Mais le bon sens cache souvent un grand nombre d’acceptations aveugles. C’est certainement vrai au vu des lieux communs sur la démocratie et le vote. J’espère qu’en expliquant pourquoi je ne vote pas je vais mettre à nu ces affirmations et susciter quelques interrogations.

Si mon refus de voter venait de l’apathie il est évident que je ne prendrais pas le temps d’écrire cela. En fait mon refus est issu d’un désir de vivre d’une certaine façon, une façon qui nécessite un changement radical dans la structure sociale de nos vies et du monde. Autant que possible, j’essaie d’affronter le monde dans lequel nous vivons selon ces désirs, en agissant pour les réaliser.

En résumé, je veux vivre dans un monde dans lequel je peux être le créateur de ma vie, agissant en association libre avec d’autres, avec qui je ressens une proximité et dont j’apprécie la présence afin de pouvoir vivre ensemble selon nos propres termes. L’ordre social existant consiste en un réseau mondial d’institutions qui font obstacle à la réalisation de ce désir. Ce réseau comprend des institutions économiques, pas seulement des entreprises comme telles, mais aussi la totalité du système économique d’échange, la propriété privée et étatique, et le travail salarié – les institutions du capitalisme. Il inclut aussi le gouvernement, la justice, la police, l’armée et la bureaucratie sociale – les institutions de l’État. Ces institutions définissent les conditions de notre vie sociale, en nous forçant à tenir des rôles qui maintiennent et reproduisent l’ordre institutionnel. Mon désir de créer ma vie selon mes propres termes me place en rébellion face à ces institutions. Si je trouve d’autres personnes avec un tel désir, et que nous nous associons dans une lutte collective pour le réaliser, c’est potentiellement révolutionnaire.

Pour que les institutions au pouvoir puissent exister elles doivent nous enlever la capacité de créer nos vies pour nous-mêmes. Elles le font précisément en dirigeant notre énergie dans une activité qui reproduit les institutions, en nous revendant le produit de cette activité. Ce vol de l’énergie de nos vies veut dire que l’ordre social et ceux qui détiennent le pouvoir sont objectivement nos ennemis, parce qu’ils ont fait en sorte d’être nos maîtres. C’est pourquoi la lutte de classe est une partie inévitable de cet ordre social. Mais subjectivement, nous devenons les ennemis de cette société lorsque nous décidons de reprendre nos vies en main et commençons à agir à partir de nos choix.

En ayant pris cette décision, qu’est-ce que voter voudrait dire pour moi ? Tout d’abord, considérons les types de choix qui apparaissent sur les bulletins. Tous ces choix peuvent être réduits à deux questions :

1) qui voulons-nous pour nous gouverner ?

2) par quelles règles nous voulons être gouvernés ?

◆ **Données de délimitation des régions**:
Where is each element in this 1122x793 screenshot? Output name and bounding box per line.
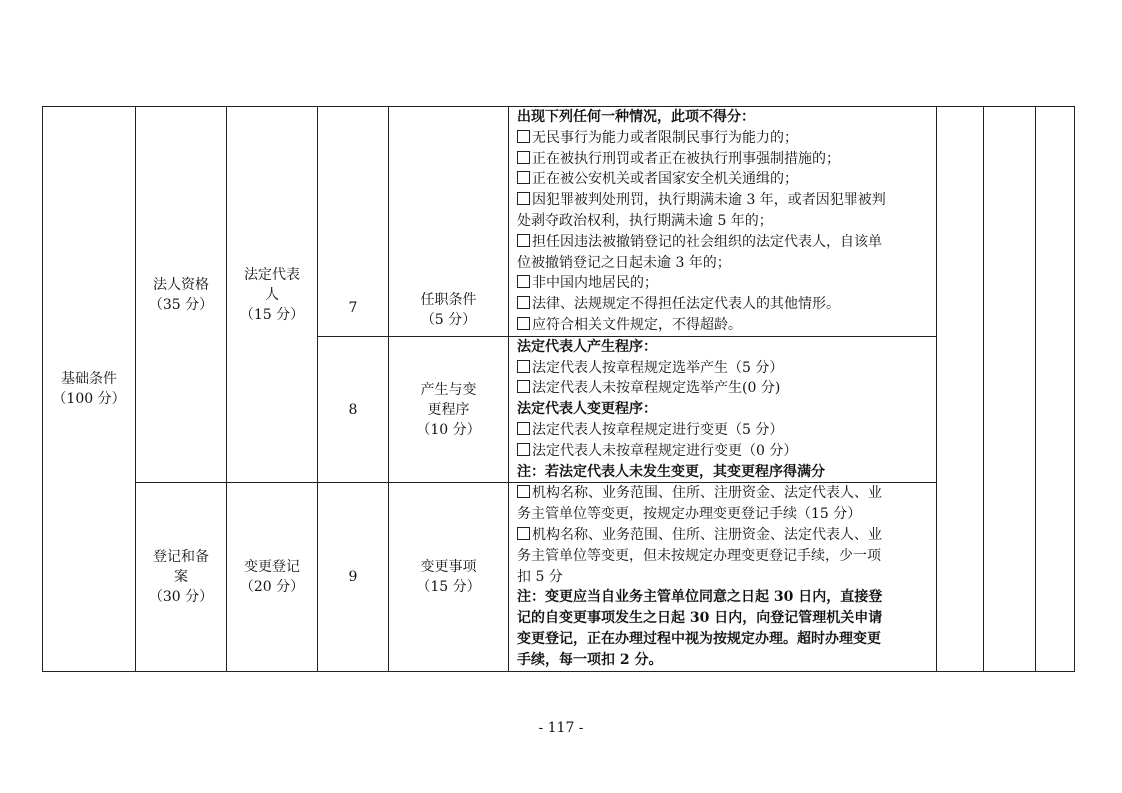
item-name-cell: [389, 336, 509, 483]
item-number: 7: [348, 299, 358, 316]
criteria-line: 扣 5 分: [517, 568, 563, 585]
checkbox-icon[interactable]: [517, 422, 530, 435]
checkbox-icon[interactable]: [517, 275, 530, 288]
criteria-line: 法律、法规规定不得担任法定代表人的其他情形。: [517, 294, 930, 315]
subsection-cell: [227, 483, 318, 671]
criteria-line: 非中国内地居民的；: [517, 273, 930, 294]
checkbox-icon[interactable]: [517, 317, 530, 330]
section-label: 登记和备: [153, 548, 209, 565]
criteria-note: 注：变更应当自业务主管单位同意之日起 30 日内，直接登: [517, 589, 883, 606]
table-row: [43, 483, 1075, 671]
criteria-cell: [509, 107, 937, 337]
category-cell: [43, 107, 136, 672]
checkbox-icon[interactable]: [517, 380, 530, 393]
checkbox-icon[interactable]: [517, 192, 530, 205]
subsection-label: 法定代表: [244, 266, 300, 283]
section-score: （30 分）: [148, 588, 214, 605]
item-score: （5 分）: [420, 311, 477, 328]
criteria-line: 处剥夺政治权利，执行期满未逾 5 年的；: [517, 212, 773, 229]
criteria-note: 变更登记，正在办理过程中视为按规定办理。超时办理变更: [517, 630, 881, 647]
section-score: （35 分）: [148, 296, 214, 313]
criteria-line: 无民事行为能力或者限制民事行为能力的；: [517, 128, 930, 149]
criteria-line: 务主管单位等变更，按规定办理变更登记手续（15 分）: [517, 506, 862, 523]
criteria-note: 手续，每一项扣 2 分。: [517, 651, 663, 668]
criteria-line: 法定代表人按章程规定选举产生（5 分）: [517, 358, 930, 379]
page-number: - 117 -: [538, 720, 584, 736]
subsection-label: 人: [265, 286, 279, 303]
subsection-label: 变更登记: [244, 558, 300, 575]
score-cell-1[interactable]: [937, 107, 984, 672]
criteria-line: 正在被公安机关或者国家安全机关通缉的；: [517, 169, 930, 190]
criteria-cell: [509, 336, 937, 483]
criteria-title: 法定代表人变更程序：: [517, 401, 657, 418]
checkbox-icon[interactable]: [517, 485, 530, 498]
score-cell-2[interactable]: [984, 107, 1036, 672]
criteria-line: 务主管单位等变更，但未按规定办理变更登记手续，少一项: [517, 547, 881, 564]
criteria-line: 正在被执行刑罚或者正在被执行刑事强制措施的；: [517, 149, 930, 170]
criteria-line: 法定代表人按章程规定进行变更（5 分）: [517, 420, 930, 441]
checkbox-icon[interactable]: [517, 527, 530, 540]
item-name-cell: [389, 107, 509, 337]
item-name: 更程序: [427, 401, 470, 418]
checkbox-icon[interactable]: [517, 234, 530, 247]
criteria-line: 应符合相关文件规定，不得超龄。: [517, 315, 930, 336]
checkbox-icon[interactable]: [517, 360, 530, 373]
item-name: 任职条件: [420, 291, 477, 308]
checkbox-icon[interactable]: [517, 171, 530, 184]
criteria-cell: [509, 483, 937, 671]
item-number-cell: [318, 107, 389, 337]
item-score: （10 分）: [416, 421, 481, 438]
criteria-line: 法定代表人未按章程规定进行变更（0 分）: [517, 441, 930, 462]
item-number: 8: [348, 401, 358, 418]
item-number: 9: [348, 568, 358, 585]
criteria-line: 担任因违法被撤销登记的社会组织的法定代表人，自该单: [517, 232, 930, 253]
checkbox-icon[interactable]: [517, 443, 530, 456]
item-name-cell: [389, 483, 509, 671]
category-score: （100 分）: [52, 390, 126, 407]
item-number-cell: [318, 483, 389, 671]
scoring-table: [42, 106, 1075, 672]
criteria-line: 法定代表人未按章程规定选举产生(0 分): [517, 378, 930, 399]
criteria-line: 位被撤销登记之日起未逾 3 年的；: [517, 254, 731, 271]
item-name: 产生与变: [420, 381, 477, 398]
criteria-line: 机构名称、业务范围、住所、注册资金、法定代表人、业: [517, 525, 930, 546]
item-score: （15 分）: [416, 578, 481, 595]
subsection-cell: [227, 107, 318, 483]
item-name: 变更事项: [420, 558, 477, 575]
criteria-note: 注：若法定代表人未发生变更，其变更程序得满分: [517, 463, 825, 480]
section-cell: [136, 107, 227, 483]
criteria-line: 因犯罪被判处刑罚，执行期满未逾 3 年，或者因犯罪被判: [517, 190, 930, 211]
criteria-line: 机构名称、业务范围、住所、注册资金、法定代表人、业: [517, 483, 930, 504]
criteria-title: 出现下列任何一种情况，此项不得分：: [517, 109, 755, 125]
section-label: 案: [174, 568, 188, 585]
subsection-score: （15 分）: [239, 306, 305, 323]
score-cell-3[interactable]: [1036, 107, 1075, 672]
section-label: 法人资格: [153, 276, 209, 293]
criteria-note: 记的自变更事项发生之日起 30 日内，向登记管理机关申请: [517, 610, 883, 627]
checkbox-icon[interactable]: [517, 296, 530, 309]
section-cell: [136, 483, 227, 671]
checkbox-icon[interactable]: [517, 151, 530, 164]
criteria-title: 法定代表人产生程序：: [517, 338, 657, 355]
table-row: [43, 107, 1075, 337]
category-label: 基础条件: [61, 370, 117, 387]
subsection-score: （20 分）: [239, 578, 305, 595]
item-number-cell: [318, 336, 389, 483]
checkbox-icon[interactable]: [517, 130, 530, 143]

◆ **Consigne 1**: Résumez en deux phrases le texte sur le refus de voter.
◆ **Consigne 2**: Reprenez le texte sur le refus de voter à la suite de sa dernière phrase.

◆ **Bonne réponse 1**: Le texte explique que le refus de voter ne vient pas de l'apathie mais d'un désir de créer sa vie selon ses propres termes, en libre association avec d'autres, ce qui exige un changement radical de la structure sociale. Les institutions du capitalisme et de l'État y sont décrites comme des obstacles qui nous enlèvent la capacité de créer nos vies, et les choix proposés sur les bulletins y sont réduits à deux questions : qui doit nous gouverner et par quelles règles.

◆ **Bonne réponse 2**:
Ces questions suggèrent en elles-mêmes que nous ne devrions ou ne pouvons pas être créateurs de nos vies, que nous devons donner le pouvoir de décider et d’agir à d’autres personnes qui détermineront les conditions de nos vies ( ou défendent ces conditions déterminées par l’ordre social mondial) sur la base de lois pré-existantes. Mais un bulletin de vote ne peut pas présenter ces deux questions d’une façon suffisamment ouverte pour permettre à l’électeur de choisir librement. Cela serait impossible car les fonctionnaires électoraux ne pourraient pas être en mesure de prendre en compte une vaste quantité de programmes dans lesquelles les gens présenteraient ce qu’ils voudraient, y compris dans la limite du cadre de ces questions. Alors au lieu de cela on nous donne quelques candidats à choisir parmi les différents représentants – des individus qui veulent exercer le pouvoir sur d’autres, que ce soit pour le « bien commun » ou par pur intérêt personnel – et le bulletin indique pour qui voter oui ou non. Les candidats et le scrutin nous sont présentés par des politiciens professionnels, des gens qui ont le temps et l’argent de formuler les questions pour lesquelles ils veulent nous laisser voter. Rien de cela ne remettrait en question l’ordre existant, car le processus électoral assume en lui-même le besoin de cet ordre.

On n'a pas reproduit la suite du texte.